-------- Reading text --------

What is sampling?
Sampling means picking out a few individuals from a larger group that will stand in for the whole. Sampling is done when it’s impractical to survey the whole population of interest. Like sampling small quantities of cheese at the deli counter to get an idea of what the whole block of cheese will taste like, sampling in research gives you a fairly accurate picture of the characteristics of the whole research population without having to analyse the whole thing.
More formally, in survey research sampling is the process of using a subset of a population to understand the whole population. To help illustrate this further, let’s look at data sampling methods with examples below.
Let’s say you wanted to understand what North Americans thought about a particular issue. To ask every person on the continent to participate would be almost impossible. Even if everyone said “yes”, carrying out a survey across different countries and different states, in different languages and timezones, and then collecting and processing all the results, would take a long time and be very costly.
Sampling allows large-scale research to be carried out with a more realistic cost and time-frame. That’s because it uses a smaller number of individuals in the population with representative characteristics to stand in for the whole.

--------

• [Task]
In the text on sampling, when is sampling done? The data that comes next has no connection to the text on sampling.

-------- Raw data --------

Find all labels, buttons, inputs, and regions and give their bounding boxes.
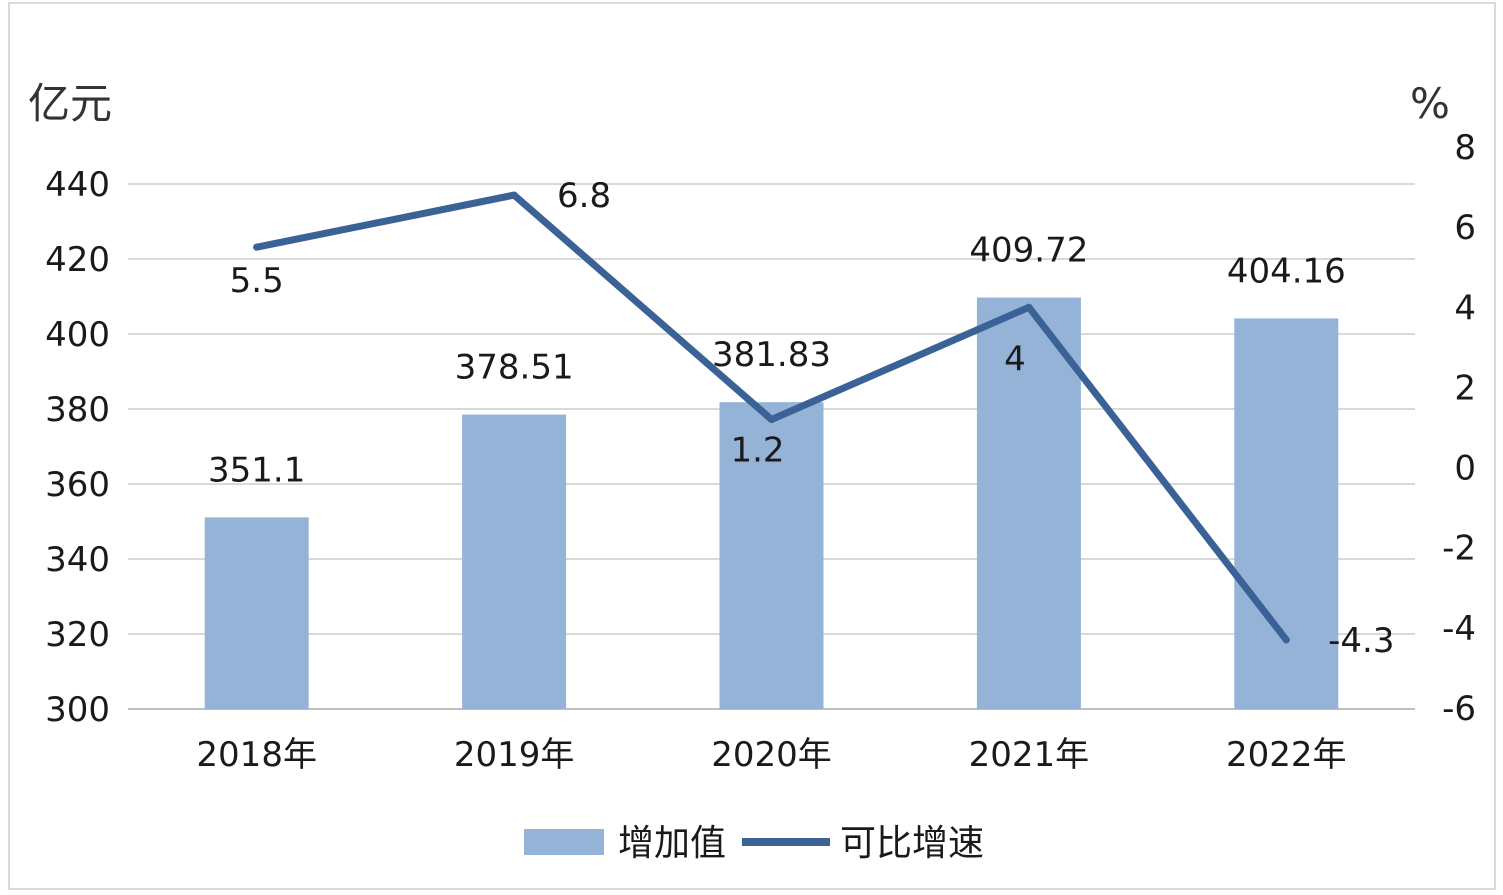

--------

• [Finished exercise]
When it is impractical to survey the whole population of interest.